DATA FOR THIS TASK:
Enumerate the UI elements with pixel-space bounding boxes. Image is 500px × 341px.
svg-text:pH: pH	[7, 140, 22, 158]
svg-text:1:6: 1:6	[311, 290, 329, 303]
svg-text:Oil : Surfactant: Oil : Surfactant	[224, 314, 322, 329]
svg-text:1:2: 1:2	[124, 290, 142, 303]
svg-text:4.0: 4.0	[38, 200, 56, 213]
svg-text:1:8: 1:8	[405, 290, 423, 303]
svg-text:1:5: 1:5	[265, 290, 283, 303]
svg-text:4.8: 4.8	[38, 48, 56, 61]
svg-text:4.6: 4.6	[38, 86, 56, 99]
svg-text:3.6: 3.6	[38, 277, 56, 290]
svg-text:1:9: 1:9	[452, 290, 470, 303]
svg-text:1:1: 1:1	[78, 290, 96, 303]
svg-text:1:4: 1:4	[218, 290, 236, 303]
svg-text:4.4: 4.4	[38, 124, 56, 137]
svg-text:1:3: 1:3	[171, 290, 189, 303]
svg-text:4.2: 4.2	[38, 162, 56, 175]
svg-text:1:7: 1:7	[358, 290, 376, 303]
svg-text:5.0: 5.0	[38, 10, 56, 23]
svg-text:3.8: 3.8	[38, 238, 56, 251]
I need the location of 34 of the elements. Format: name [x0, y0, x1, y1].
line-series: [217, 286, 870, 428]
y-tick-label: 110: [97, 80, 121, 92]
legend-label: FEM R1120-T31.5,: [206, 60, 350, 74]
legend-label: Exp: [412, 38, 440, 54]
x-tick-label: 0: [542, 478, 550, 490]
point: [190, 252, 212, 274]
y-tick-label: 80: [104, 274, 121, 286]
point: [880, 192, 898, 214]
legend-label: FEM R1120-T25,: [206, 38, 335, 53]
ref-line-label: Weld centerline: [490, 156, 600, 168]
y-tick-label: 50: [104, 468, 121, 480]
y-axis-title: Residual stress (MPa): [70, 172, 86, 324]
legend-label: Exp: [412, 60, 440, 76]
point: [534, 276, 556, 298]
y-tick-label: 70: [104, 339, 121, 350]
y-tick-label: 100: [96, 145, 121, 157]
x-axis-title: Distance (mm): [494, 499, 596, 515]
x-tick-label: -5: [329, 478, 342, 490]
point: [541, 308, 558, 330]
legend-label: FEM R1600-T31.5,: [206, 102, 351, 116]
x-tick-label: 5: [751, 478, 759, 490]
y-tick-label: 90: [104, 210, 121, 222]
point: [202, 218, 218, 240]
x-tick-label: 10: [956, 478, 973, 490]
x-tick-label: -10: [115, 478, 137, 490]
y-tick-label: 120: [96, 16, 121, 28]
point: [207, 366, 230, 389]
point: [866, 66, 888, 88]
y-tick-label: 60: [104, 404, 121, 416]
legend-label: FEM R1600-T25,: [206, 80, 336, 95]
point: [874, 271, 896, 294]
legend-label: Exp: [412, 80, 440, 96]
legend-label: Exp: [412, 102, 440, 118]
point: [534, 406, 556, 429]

DO THIS: Can you output every line of the rows above as a Markdown table with the columns Line and Entry, numbering each line and leaving out blank lines?

TASK RESPONSE:
| Line | Entry |
|---|---|
| 1 | Enumerate the UI elements with pixel-space bounding boxes. Image is 500px × 341px. |
| 2 | svg-text:pH: pH	[7, 140, 22, 158] |
| 3 | svg-text:1:6: 1:6	[311, 290, 329, 303] |
| 4 | svg-text:Oil : Surfactant: Oil : Surfactant	[224, 314, 322, 329] |
| 5 | svg-text:1:2: 1:2	[124, 290, 142, 303] |
| 6 | svg-text:4.0: 4.0	[38, 200, 56, 213] |
| 7 | svg-text:1:8: 1:8	[405, 290, 423, 303] |
| 8 | svg-text:1:5: 1:5	[265, 290, 283, 303] |
| 9 | svg-text:4.8: 4.8	[38, 48, 56, 61] |
| 10 | svg-text:4.6: 4.6	[38, 86, 56, 99] |
| 11 | svg-text:3.6: 3.6	[38, 277, 56, 290] |
| 12 | svg-text:1:9: 1:9	[452, 290, 470, 303] |
| 13 | svg-text:1:1: 1:1	[78, 290, 96, 303] |
| 14 | svg-text:1:4: 1:4	[218, 290, 236, 303] |
| 15 | svg-text:4.4: 4.4	[38, 124, 56, 137] |
| 16 | svg-text:1:3: 1:3	[171, 290, 189, 303] |
| 17 | svg-text:4.2: 4.2	[38, 162, 56, 175] |
| 18 | svg-text:1:7: 1:7	[358, 290, 376, 303] |
| 19 | svg-text:5.0: 5.0	[38, 10, 56, 23] |
| 20 | svg-text:3.8: 3.8	[38, 238, 56, 251] |
| 21 | I need the location of 34 of the elements. Format: name [x0, y0, x1, y1]. |
| 22 | line-series: [217, 286, 870, 428] |
| 23 | y-tick-label: 110: [97, 80, 121, 92] |
| 24 | legend-label: FEM R1120-T31.5,: [206, 60, 350, 74] |
| 25 | legend-label: Exp: [412, 38, 440, 54] |
| 26 | x-tick-label: 0: [542, 478, 550, 490] |
| 27 | point: [190, 252, 212, 274] |
| 28 | y-tick-label: 80: [104, 274, 121, 286] |
| 29 | point: [880, 192, 898, 214] |
| 30 | legend-label: FEM R1120-T25,: [206, 38, 335, 53] |
| 31 | ref-line-label: Weld centerline: [490, 156, 600, 168] |
| 32 | y-tick-label: 50: [104, 468, 121, 480] |
| 33 | y-axis-title: Residual stress (MPa): [70, 172, 86, 324] |
| 34 | legend-label: Exp: [412, 60, 440, 76] |
| 35 | point: [534, 276, 556, 298] |
| 36 | y-tick-label: 70: [104, 339, 121, 350] |
| 37 | y-tick-label: 100: [96, 145, 121, 157] |
| 38 | x-axis-title: Distance (mm): [494, 499, 596, 515] |
| 39 | x-tick-label: -5: [329, 478, 342, 490] |
| 40 | point: [541, 308, 558, 330] |
| 41 | legend-label: FEM R1600-T31.5,: [206, 102, 351, 116] |
| 42 | x-tick-label: 5: [751, 478, 759, 490] |
| 43 | y-tick-label: 90: [104, 210, 121, 222] |
| 44 | point: [202, 218, 218, 240] |
| 45 | x-tick-label: 10: [956, 478, 973, 490] |
| 46 | x-tick-label: -10: [115, 478, 137, 490] |
| 47 | y-tick-label: 120: [96, 16, 121, 28] |
| 48 | point: [207, 366, 230, 389] |
| 49 | point: [866, 66, 888, 88] |
| 50 | y-tick-label: 60: [104, 404, 121, 416] |
| 51 | legend-label: FEM R1600-T25,: [206, 80, 336, 95] |
| 52 | point: [874, 271, 896, 294] |
| 53 | legend-label: Exp: [412, 80, 440, 96] |
| 54 | legend-label: Exp: [412, 102, 440, 118] |
| 55 | point: [534, 406, 556, 429] |